## Problemas propuestos:
**A.** Copia del texto sobre Rolando Quero el fragmento que comienza en "Y digo que ciertamente" y termina en "de esta estirpe.".
**B.** Enumera lo que, según el texto sobre Rolando Quero, habita en el interior donde él incorporó a España.
**C.** Retoma el texto sobre Rolando Quero y prosíguelo a partir de su última oración.

## Fragmento de página:

Yo conocí a Rolando Quero cuando no era pintor. Éramos unos niños, con alto interés de estarnos bajo las sombras de los samanes, que poblaban y aun pueblan el espacio de una placita vecina a nuestras casas: la placita de la Virgen de Lourdes. Llegábamos allí siguiendo el camino que los bachacos nos habían enseñado. Decíamos en secreto nuestras pequeñas oraciones y jugábamos a ser grandes desde los diminutos platos de una vajilla de porcelana, donde reposaba el sueño de una ensalada con un trocito de carne.
Y digo que ciertamente Rolando no era pintor, pero los colores de este encarnado trópico ya habían hecho nido en esa mirada, en el ojo que posee todo el que aspire a ser un creador en el mundo de las artes plásticas. Indiscutiblemente Rolando era de esta estirpe.
Muy pronto supimos que él tenía una efervescencia de colores en el pecho. Tendría unos trece años cuando elaboró unas réplicas, tan perfectas, en óleo, y demás, en un formato significativo que pasaba del metro, que todos lo vimos como lo que Rolando ya era: un pintor. Por eso en nuestra cuadra él tuvo modelos que posaron para su obra, mi hermana fue una. En el cuadro quedó transformada para siempre en una bailarina.
No dudó y tempranamente abandonó el país para hurgar en el insondable mundo de la creación. Incorporó entonces a España en su interior donde habitan olivares, arenas, soles. Crecieron adentro otros mares con lunas y las formas misteriosas de los sentimientos junto a los samanes de la placita, los milagros de la virgen, los signos del fuego, las señales del verano en los apamates en flor. La sempiterna cercanía de nuestros muertos. La compañía de El Ángel de la Guarda invocada por todas nuestras madres.

## Datos proporcionados:
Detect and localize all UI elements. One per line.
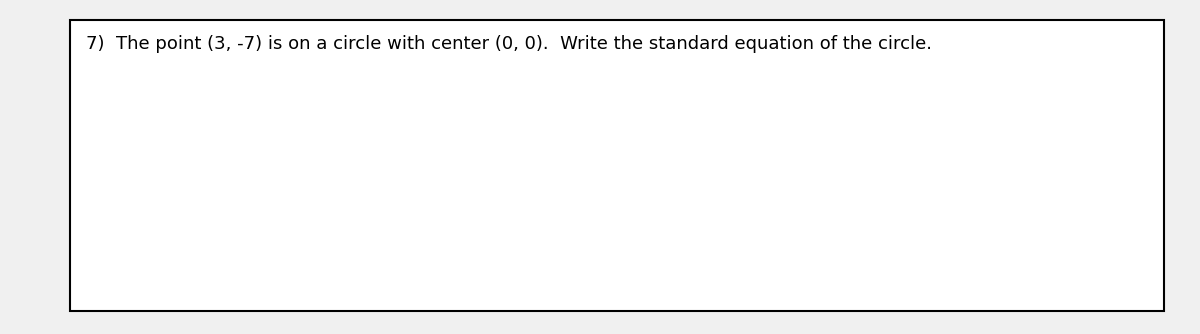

## Respuestas del ejercicio:
**A.**
Y digo que ciertamente Rolando no era pintor, pero los colores de este encarnado trópico ya habían hecho nido en esa mirada, en el ojo que posee todo el que aspire a ser un creador en el mundo de las artes plásticas. Indiscutiblemente Rolando era de esta estirpe.

**B.** olivares, arenas, soles

**C.**
Los primeros cuadros de Rolando fueron figurativos. En el viaje, en el tráfico se fueron trocando en formas interiores, en manchas, re-creaciones de los recuerdos, o como dice de la obra de Rolando el acreditado conocedor y crítico de artes plásticas, Gabino Matos: formas y planos seccionados en un inacabado ritmo circular, a modo de circunferencias y espirales fragmentadas, revelan un halo misterioso de significados recónditos e imposibles. Pinturas que sugieren lo infinito, lo interior, lo misterioso; una suerte de pretensión de ir más allá del dato fácil que proporcionan los sentidos.
Cuando me inclino ante el mundo que contiene un cuadro de Quero, doy con una poética donde los colores, unas veces acentúan el vértigo de la desolación. Otras, el signo se compacta en sustancias oscuras que pertenecen a otro contexto y que el afán y los trajines de la búsqueda, hacen que habite el espacio de la tela para crear otra relación marcada por el relieve de la huella, el bulto del signo, tal vez de una nube en el ocaso de una tarde en Villa de Cura o en Túnez. En palabras de Gabino: una declarada oposición a la lisura y materiales pictóricos convencionales.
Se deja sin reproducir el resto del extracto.